* [What this task involves]: Leaving out every picture, quote the data below exactly as it appears.

[Collection entries]
=-=-=

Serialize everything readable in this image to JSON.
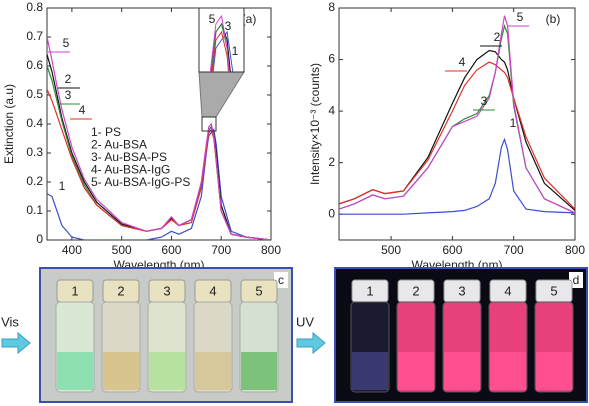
{
  "charts": [
    {
      "type": "line",
      "panel": "(a)",
      "x_label": "Wavelength (nm)",
      "y_label": "Extinction (a.u)",
      "xlim": [
        350,
        800
      ],
      "xticks": [
        400,
        500,
        600,
        700,
        800
      ],
      "ylim": [
        0,
        0.8
      ],
      "yticks": [
        0,
        0.1,
        0.2,
        0.3,
        0.4,
        0.5,
        0.6,
        0.7,
        0.8
      ],
      "x": [
        350,
        360,
        370,
        380,
        400,
        425,
        450,
        500,
        550,
        580,
        600,
        615,
        640,
        660,
        670,
        675,
        680,
        685,
        690,
        700,
        720,
        750,
        800
      ],
      "series": [
        {
          "name": "1- PS",
          "tag": "1",
          "color": "#3a4fd0",
          "values": [
            0.16,
            0.15,
            0.1,
            0.05,
            0.01,
            0,
            0,
            0,
            0,
            0.01,
            0.03,
            0.02,
            0.04,
            0.15,
            0.3,
            0.36,
            0.37,
            0.38,
            0.33,
            0.15,
            0.03,
            0.01,
            0
          ]
        },
        {
          "name": "2- Au-BSA",
          "tag": "2",
          "color": "#111111",
          "values": [
            0.64,
            0.58,
            0.5,
            0.42,
            0.3,
            0.2,
            0.13,
            0.055,
            0.03,
            0.04,
            0.075,
            0.05,
            0.07,
            0.19,
            0.32,
            0.38,
            0.39,
            0.37,
            0.3,
            0.12,
            0.02,
            0.01,
            0
          ]
        },
        {
          "name": "3- Au-BSA-PS",
          "tag": "3",
          "color": "#2e8b3a",
          "values": [
            0.6,
            0.55,
            0.48,
            0.41,
            0.29,
            0.19,
            0.12,
            0.05,
            0.03,
            0.04,
            0.07,
            0.05,
            0.07,
            0.19,
            0.32,
            0.38,
            0.39,
            0.36,
            0.28,
            0.1,
            0.02,
            0.01,
            0
          ]
        },
        {
          "name": "4- Au-BSA-IgG",
          "tag": "4",
          "color": "#e0302a",
          "values": [
            0.52,
            0.48,
            0.43,
            0.38,
            0.28,
            0.18,
            0.12,
            0.05,
            0.03,
            0.04,
            0.07,
            0.05,
            0.06,
            0.18,
            0.31,
            0.37,
            0.38,
            0.35,
            0.27,
            0.1,
            0.02,
            0.01,
            0
          ]
        },
        {
          "name": "5- Au-BSA-IgG-PS",
          "tag": "5",
          "color": "#cc44cc",
          "values": [
            0.7,
            0.62,
            0.53,
            0.45,
            0.32,
            0.21,
            0.14,
            0.06,
            0.03,
            0.04,
            0.08,
            0.05,
            0.07,
            0.2,
            0.33,
            0.39,
            0.4,
            0.36,
            0.28,
            0.1,
            0.02,
            0.01,
            0
          ]
        }
      ],
      "inset": {
        "xlim": [
          660,
          700
        ],
        "ylim": [
          0.33,
          0.41
        ],
        "labels": [
          "5",
          "3",
          "1"
        ]
      }
    },
    {
      "type": "line",
      "panel": "(b)",
      "x_label": "Wavelength (nm)",
      "y_label": "Intensity×10⁻³ (counts)",
      "xlim": [
        415,
        800
      ],
      "xticks": [
        500,
        600,
        700,
        800
      ],
      "ylim": [
        -1,
        8
      ],
      "yticks": [
        0,
        2,
        4,
        6,
        8
      ],
      "x": [
        415,
        440,
        470,
        490,
        520,
        560,
        600,
        620,
        640,
        660,
        670,
        680,
        685,
        690,
        700,
        720,
        750,
        800
      ],
      "series": [
        {
          "name": "1",
          "color": "#3a4fd0",
          "values": [
            0,
            0,
            0,
            0,
            0,
            0.05,
            0.1,
            0.15,
            0.3,
            0.6,
            1.2,
            2.6,
            2.9,
            2.5,
            0.9,
            0.2,
            0.1,
            0.05
          ]
        },
        {
          "name": "2",
          "color": "#111111",
          "values": [
            0.4,
            0.6,
            0.95,
            0.8,
            0.9,
            2.2,
            4.3,
            5.3,
            6.0,
            6.35,
            6.3,
            6.0,
            5.9,
            5.6,
            4.5,
            2.8,
            1.2,
            0.15
          ]
        },
        {
          "name": "3",
          "color": "#2e8b3a",
          "values": [
            0.2,
            0.4,
            0.75,
            0.6,
            0.7,
            1.8,
            3.4,
            3.7,
            3.9,
            4.6,
            5.5,
            6.8,
            7.3,
            7.0,
            4.2,
            1.8,
            0.6,
            0.05
          ]
        },
        {
          "name": "4",
          "color": "#e0302a",
          "values": [
            0.4,
            0.6,
            0.95,
            0.8,
            0.9,
            2.1,
            4.0,
            5.0,
            5.6,
            5.9,
            5.8,
            5.6,
            5.5,
            5.3,
            4.5,
            3.0,
            1.4,
            0.2
          ]
        },
        {
          "name": "5",
          "color": "#cc44cc",
          "values": [
            0.2,
            0.4,
            0.75,
            0.6,
            0.7,
            1.8,
            3.4,
            3.6,
            3.8,
            4.5,
            5.5,
            7.0,
            7.7,
            7.3,
            4.3,
            1.8,
            0.6,
            0.05
          ]
        }
      ]
    }
  ],
  "photos": [
    {
      "label": "Vis",
      "panel": "c",
      "vials": [
        "1",
        "2",
        "3",
        "4",
        "5"
      ]
    },
    {
      "label": "UV",
      "panel": "d",
      "vials": [
        "1",
        "2",
        "3",
        "4",
        "5"
      ]
    }
  ]
}
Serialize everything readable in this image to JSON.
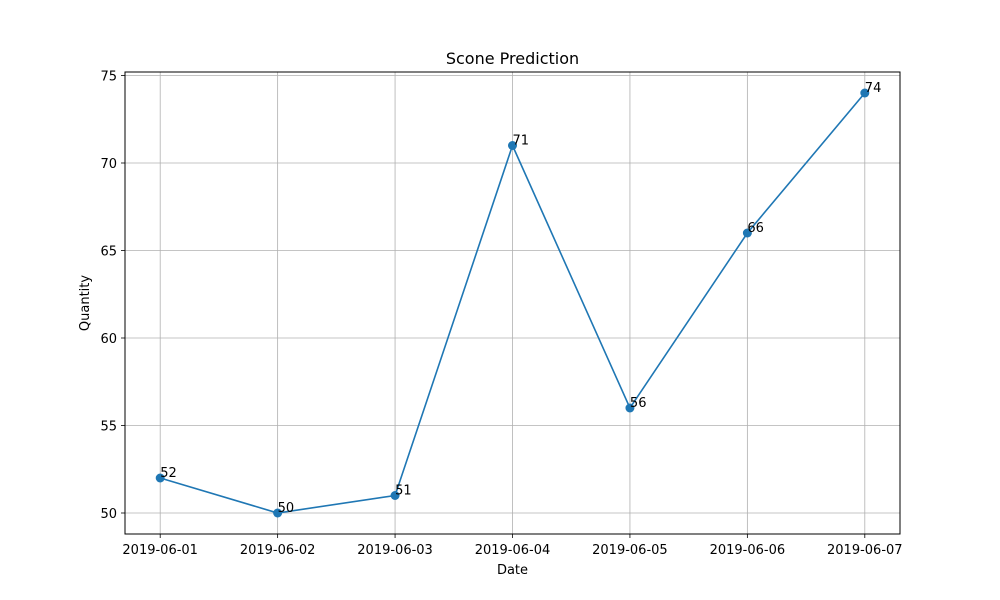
{
  "chart_data": {
    "type": "line",
    "title": "Scone Prediction",
    "xlabel": "Date",
    "ylabel": "Quantity",
    "categories": [
      "2019-06-01",
      "2019-06-02",
      "2019-06-03",
      "2019-06-04",
      "2019-06-05",
      "2019-06-06",
      "2019-06-07"
    ],
    "series": [
      {
        "name": "Quantity",
        "values": [
          52,
          50,
          51,
          71,
          56,
          66,
          74
        ],
        "color": "#1f77b4"
      }
    ],
    "data_labels": [
      "52",
      "50",
      "51",
      "71",
      "56",
      "66",
      "74"
    ],
    "ylim": [
      48.8,
      75.2
    ],
    "yticks": [
      50,
      55,
      60,
      65,
      70,
      75
    ],
    "ytick_labels": [
      "50",
      "55",
      "60",
      "65",
      "70",
      "75"
    ],
    "grid": true,
    "legend": "none"
  }
}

=-=-=

* [Response below]:
Serialize everything readable in this image to JSON.
{
  "charts": [
    {
      "type": "line",
      "panel": "(a)",
      "x_label": "Wavelength (nm)",
      "y_label": "Extinction (a.u)",
      "xlim": [
        350,
        800
      ],
      "xticks": [
        400,
        500,
        600,
        700,
        800
      ],
      "ylim": [
        0,
        0.8
      ],
      "yticks": [
        0,
        0.1,
        0.2,
        0.3,
        0.4,
        0.5,
        0.6,
        0.7,
        0.8
      ],
      "x": [
        350,
        360,
        370,
        380,
        400,
        425,
        450,
        500,
        550,
        580,
        600,
        615,
        640,
        660,
        670,
        675,
        680,
        685,
        690,
        700,
        720,
        750,
        800
      ],
      "series": [
        {
          "name": "1- PS",
          "tag": "1",
          "color": "#3a4fd0",
          "values": [
            0.16,
            0.15,
            0.1,
            0.05,
            0.01,
            0,
            0,
            0,
            0,
            0.01,
            0.03,
            0.02,
            0.04,
            0.15,
            0.3,
            0.36,
            0.37,
            0.38,
            0.33,
            0.15,
            0.03,
            0.01,
            0
          ]
        },
        {
          "name": "2- Au-BSA",
          "tag": "2",
          "color": "#111111",
          "values": [
            0.64,
            0.58,
            0.5,
            0.42,
            0.3,
            0.2,
            0.13,
            0.055,
            0.03,
            0.04,
            0.075,
            0.05,
            0.07,
            0.19,
            0.32,
            0.38,
            0.39,
            0.37,
            0.3,
            0.12,
            0.02,
            0.01,
            0
          ]
        },
        {
          "name": "3- Au-BSA-PS",
          "tag": "3",
          "color": "#2e8b3a",
          "values": [
            0.6,
            0.55,
            0.48,
            0.41,
            0.29,
            0.19,
            0.12,
            0.05,
            0.03,
            0.04,
            0.07,
            0.05,
            0.07,
            0.19,
            0.32,
            0.38,
            0.39,
            0.36,
            0.28,
            0.1,
            0.02,
            0.01,
            0
          ]
        },
        {
          "name": "4- Au-BSA-IgG",
          "tag": "4",
          "color": "#e0302a",
          "values": [
            0.52,
            0.48,
            0.43,
            0.38,
            0.28,
            0.18,
            0.12,
            0.05,
            0.03,
            0.04,
            0.07,
            0.05,
            0.06,
            0.18,
            0.31,
            0.37,
            0.38,
            0.35,
            0.27,
            0.1,
            0.02,
            0.01,
            0
          ]
        },
        {
          "name": "5- Au-BSA-IgG-PS",
          "tag": "5",
          "color": "#cc44cc",
          "values": [
            0.7,
            0.62,
            0.53,
            0.45,
            0.32,
            0.21,
            0.14,
            0.06,
            0.03,
            0.04,
            0.08,
            0.05,
            0.07,
            0.2,
            0.33,
            0.39,
            0.4,
            0.36,
            0.28,
            0.1,
            0.02,
            0.01,
            0
          ]
        }
      ],
      "inset": {
        "xlim": [
          660,
          700
        ],
        "ylim": [
          0.33,
          0.41
        ],
        "labels": [
          "5",
          "3",
          "1"
        ]
      }
    },
    {
      "type": "line",
      "panel": "(b)",
      "x_label": "Wavelength (nm)",
      "y_label": "Intensity×10⁻³ (counts)",
      "xlim": [
        415,
        800
      ],
      "xticks": [
        500,
        600,
        700,
        800
      ],
      "ylim": [
        -1,
        8
      ],
      "yticks": [
        0,
        2,
        4,
        6,
        8
      ],
      "x": [
        415,
        440,
        470,
        490,
        520,
        560,
        600,
        620,
        640,
        660,
        670,
        680,
        685,
        690,
        700,
        720,
        750,
        800
      ],
      "series": [
        {
          "name": "1",
          "color": "#3a4fd0",
          "values": [
            0,
            0,
            0,
            0,
            0,
            0.05,
            0.1,
            0.15,
            0.3,
            0.6,
            1.2,
            2.6,
            2.9,
            2.5,
            0.9,
            0.2,
            0.1,
            0.05
          ]
        },
        {
          "name": "2",
          "color": "#111111",
          "values": [
            0.4,
            0.6,
            0.95,
            0.8,
            0.9,
            2.2,
            4.3,
            5.3,
            6.0,
            6.35,
            6.3,
            6.0,
            5.9,
            5.6,
            4.5,
            2.8,
            1.2,
            0.15
          ]
        },
        {
          "name": "3",
          "color": "#2e8b3a",
          "values": [
            0.2,
            0.4,
            0.75,
            0.6,
            0.7,
            1.8,
            3.4,
            3.7,
            3.9,
            4.6,
            5.5,
            6.8,
            7.3,
            7.0,
            4.2,
            1.8,
            0.6,
            0.05
          ]
        },
        {
          "name": "4",
          "color": "#e0302a",
          "values": [
            0.4,
            0.6,
            0.95,
            0.8,
            0.9,
            2.1,
            4.0,
            5.0,
            5.6,
            5.9,
            5.8,
            5.6,
            5.5,
            5.3,
            4.5,
            3.0,
            1.4,
            0.2
          ]
        },
        {
          "name": "5",
          "color": "#cc44cc",
          "values": [
            0.2,
            0.4,
            0.75,
            0.6,
            0.7,
            1.8,
            3.4,
            3.6,
            3.8,
            4.5,
            5.5,
            7.0,
            7.7,
            7.3,
            4.3,
            1.8,
            0.6,
            0.05
          ]
        }
      ]
    }
  ],
  "photos": [
    {
      "label": "Vis",
      "panel": "c",
      "vials": [
        "1",
        "2",
        "3",
        "4",
        "5"
      ]
    },
    {
      "label": "UV",
      "panel": "d",
      "vials": [
        "1",
        "2",
        "3",
        "4",
        "5"
      ]
    }
  ]
}
Serialize everything readable in this image to JSON.
{
  "chart_data": {
    "type": "line",
    "title": "Scone Prediction",
    "xlabel": "Date",
    "ylabel": "Quantity",
    "categories": [
      "2019-06-01",
      "2019-06-02",
      "2019-06-03",
      "2019-06-04",
      "2019-06-05",
      "2019-06-06",
      "2019-06-07"
    ],
    "series": [
      {
        "name": "Quantity",
        "values": [
          52,
          50,
          51,
          71,
          56,
          66,
          74
        ],
        "color": "#1f77b4"
      }
    ],
    "data_labels": [
      "52",
      "50",
      "51",
      "71",
      "56",
      "66",
      "74"
    ],
    "ylim": [
      48.8,
      75.2
    ],
    "yticks": [
      50,
      55,
      60,
      65,
      70,
      75
    ],
    "ytick_labels": [
      "50",
      "55",
      "60",
      "65",
      "70",
      "75"
    ],
    "grid": true,
    "legend": "none"
  }
}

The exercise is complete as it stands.